# THE TASK
Exactly as written, print each record in the listing.

....

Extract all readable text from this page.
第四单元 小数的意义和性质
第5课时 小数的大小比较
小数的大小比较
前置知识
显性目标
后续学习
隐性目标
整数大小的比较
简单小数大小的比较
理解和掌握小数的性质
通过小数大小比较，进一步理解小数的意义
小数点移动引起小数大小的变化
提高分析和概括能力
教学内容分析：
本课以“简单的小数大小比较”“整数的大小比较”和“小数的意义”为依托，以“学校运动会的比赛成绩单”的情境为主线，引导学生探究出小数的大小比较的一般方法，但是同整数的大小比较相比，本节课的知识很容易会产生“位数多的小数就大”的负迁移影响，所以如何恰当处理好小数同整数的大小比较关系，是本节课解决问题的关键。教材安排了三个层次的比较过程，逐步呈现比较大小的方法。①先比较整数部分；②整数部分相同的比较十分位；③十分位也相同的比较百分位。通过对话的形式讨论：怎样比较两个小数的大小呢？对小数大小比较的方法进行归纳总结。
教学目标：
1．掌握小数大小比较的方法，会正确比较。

....

# EXERCISE SOLUTION
Extract all readable text from this page.
第四单元 小数的意义和性质
第5课时 小数的大小比较
小数的大小比较
前置知识
显性目标
后续学习
隐性目标
整数大小的比较
简单小数大小的比较
理解和掌握小数的性质
通过小数大小比较，进一步理解小数的意义
小数点移动引起小数大小的变化
提高分析和概括能力
教学内容分析：
本课以“简单的小数大小比较”“整数的大小比较”和“小数的意义”为依托，以“学校运动会的比赛成绩单”的情境为主线，引导学生探究出小数的大小比较的一般方法，但是同整数的大小比较相比，本节课的知识很容易会产生“位数多的小数就大”的负迁移影响，所以如何恰当处理好小数同整数的大小比较关系，是本节课解决问题的关键。教材安排了三个层次的比较过程，逐步呈现比较大小的方法。①先比较整数部分；②整数部分相同的比较十分位；③十分位也相同的比较百分位。通过对话的形式讨论：怎样比较两个小数的大小呢？对小数大小比较的方法进行归纳总结。
教学目标：
1．掌握小数大小比较的方法，会正确比较。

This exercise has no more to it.